[EXERCISE TEXT — start]

SM-Net: Learning a Continuous Spectral Manifold from Multiple Stellar Libraries
Summary: arXiv:2603.23899v1 Announce Type: cross
Abstract
We present SM-Net, a machine-learning model that learns a continuous spectral manifold from multiple high-resolution stellar libraries. SM-Net generates stellar spectra directly from the fundamental stellar parameters effective temperature (Teff), surface gravity (log g), and metallicity (log Z). It is trained on a combined grid derived from the PHOENIX-Husser, C3K-Conroy, OB-PoWR, and TMAP-Werner libraries.
Introduction
By combining their parameter spaces, we construct a composite dataset that spans a broader and more continuous region of stellar parameter space than any individual library. The unified grid covers:
- Teff = 2,000-190,000 K
- log g = -1 to 9
- log Z = -4 to 1
with spectra spanning 3,000-100,000 Angstrom. Within this domain, SM-Net provides smooth interpolation across heterogeneous library boundaries.
Model Features
Outside the sampled region, it can produce numerically smooth exploratory predictions, although these extrapolations are not directly validated against reference models. Zero or masked flux values are treated as unknowns rather than physical zeros, allowing the network to infer missing regions using correlations learned from neighbouring grid points.

[EXERCISE TEXT — finish]

▸ SET OF TASKS:
1: In the SM-Net text, what range of effective temperature does the unified grid cover?
2: Extend the SM-Net text, starting after its final sentence.
The entries are not needed for any of this work.

[DATASET EXTRACT — start]

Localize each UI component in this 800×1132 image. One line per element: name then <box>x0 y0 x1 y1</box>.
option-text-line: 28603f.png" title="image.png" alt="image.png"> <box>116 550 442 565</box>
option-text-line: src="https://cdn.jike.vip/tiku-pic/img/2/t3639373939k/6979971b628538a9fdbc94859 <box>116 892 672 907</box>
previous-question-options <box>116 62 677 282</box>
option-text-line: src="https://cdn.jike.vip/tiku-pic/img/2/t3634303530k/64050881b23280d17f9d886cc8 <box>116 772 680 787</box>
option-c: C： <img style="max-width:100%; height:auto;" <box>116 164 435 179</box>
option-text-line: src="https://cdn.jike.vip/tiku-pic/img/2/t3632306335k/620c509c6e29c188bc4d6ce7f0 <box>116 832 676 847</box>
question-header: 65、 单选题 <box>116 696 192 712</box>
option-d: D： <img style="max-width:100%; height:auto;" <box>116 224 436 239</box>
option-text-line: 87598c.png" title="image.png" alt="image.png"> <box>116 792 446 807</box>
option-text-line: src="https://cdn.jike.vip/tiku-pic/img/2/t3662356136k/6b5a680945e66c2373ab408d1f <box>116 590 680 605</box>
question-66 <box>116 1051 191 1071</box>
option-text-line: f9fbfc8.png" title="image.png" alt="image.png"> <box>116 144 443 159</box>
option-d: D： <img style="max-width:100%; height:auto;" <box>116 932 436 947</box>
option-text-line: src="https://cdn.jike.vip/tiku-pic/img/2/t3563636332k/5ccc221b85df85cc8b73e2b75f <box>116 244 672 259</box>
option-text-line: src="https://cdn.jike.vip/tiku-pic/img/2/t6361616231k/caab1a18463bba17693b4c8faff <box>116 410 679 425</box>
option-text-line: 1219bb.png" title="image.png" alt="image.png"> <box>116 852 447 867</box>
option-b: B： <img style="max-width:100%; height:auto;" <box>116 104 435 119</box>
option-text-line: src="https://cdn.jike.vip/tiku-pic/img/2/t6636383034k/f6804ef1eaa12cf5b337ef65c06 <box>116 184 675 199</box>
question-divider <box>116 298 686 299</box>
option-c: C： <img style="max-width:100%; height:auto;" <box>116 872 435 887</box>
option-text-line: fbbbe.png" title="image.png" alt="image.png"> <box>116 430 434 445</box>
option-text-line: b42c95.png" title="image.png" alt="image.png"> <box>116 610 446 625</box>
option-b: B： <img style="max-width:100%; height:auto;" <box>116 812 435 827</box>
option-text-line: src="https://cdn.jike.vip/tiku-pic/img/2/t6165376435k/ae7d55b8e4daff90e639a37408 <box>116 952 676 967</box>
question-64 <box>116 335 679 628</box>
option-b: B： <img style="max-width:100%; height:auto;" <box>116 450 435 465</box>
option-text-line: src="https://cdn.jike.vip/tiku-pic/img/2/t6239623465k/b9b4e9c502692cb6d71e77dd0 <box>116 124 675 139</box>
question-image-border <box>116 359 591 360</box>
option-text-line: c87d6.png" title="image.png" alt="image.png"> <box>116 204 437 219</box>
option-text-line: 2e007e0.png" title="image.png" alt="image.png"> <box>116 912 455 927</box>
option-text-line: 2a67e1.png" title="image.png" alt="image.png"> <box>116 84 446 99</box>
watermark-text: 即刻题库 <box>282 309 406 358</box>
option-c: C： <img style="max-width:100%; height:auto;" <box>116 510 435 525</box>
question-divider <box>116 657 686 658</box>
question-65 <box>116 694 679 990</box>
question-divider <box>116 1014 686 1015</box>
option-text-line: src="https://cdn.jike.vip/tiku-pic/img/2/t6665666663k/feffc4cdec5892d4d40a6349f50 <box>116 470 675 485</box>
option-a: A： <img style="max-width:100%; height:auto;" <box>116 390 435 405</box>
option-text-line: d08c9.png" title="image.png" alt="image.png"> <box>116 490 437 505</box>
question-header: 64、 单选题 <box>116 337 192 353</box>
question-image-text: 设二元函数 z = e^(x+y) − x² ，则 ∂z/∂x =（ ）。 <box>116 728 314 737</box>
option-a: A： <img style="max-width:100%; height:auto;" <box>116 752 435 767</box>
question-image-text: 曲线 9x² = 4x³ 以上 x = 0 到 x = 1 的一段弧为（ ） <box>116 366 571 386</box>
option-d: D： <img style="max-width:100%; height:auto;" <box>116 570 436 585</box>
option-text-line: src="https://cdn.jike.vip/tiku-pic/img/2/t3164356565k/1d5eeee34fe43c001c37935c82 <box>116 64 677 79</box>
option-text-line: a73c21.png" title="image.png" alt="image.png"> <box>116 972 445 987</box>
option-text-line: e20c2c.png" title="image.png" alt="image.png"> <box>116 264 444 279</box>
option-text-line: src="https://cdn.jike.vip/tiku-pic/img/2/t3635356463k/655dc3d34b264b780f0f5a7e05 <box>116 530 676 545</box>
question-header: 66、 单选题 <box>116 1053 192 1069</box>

[DATASET EXTRACT — finish]

▸ EXERCISE RESPONSES:
1: 2,000 to 190,000 K

2:
Performance Metrics
Across 3,538 training and 11,530 test spectra, SM-Net achieves mean squared errors of:
- 1.47 x 10-5 on the training set
- 2.34 x 10-5 on the test set
in the transformed log1p-scaled flux representation. Inference throughput exceeds 14,000 spectra per second on a single GPU.
Conclusion
We also release the model together with an interactive web dashboard for real-time spectral generation and visualisation. SM-Net provides a fast, robust, and flexible data-driven complement to traditional stellar population synthesis libraries, enhancing the capabilities of researchers in astrophysics and related fields.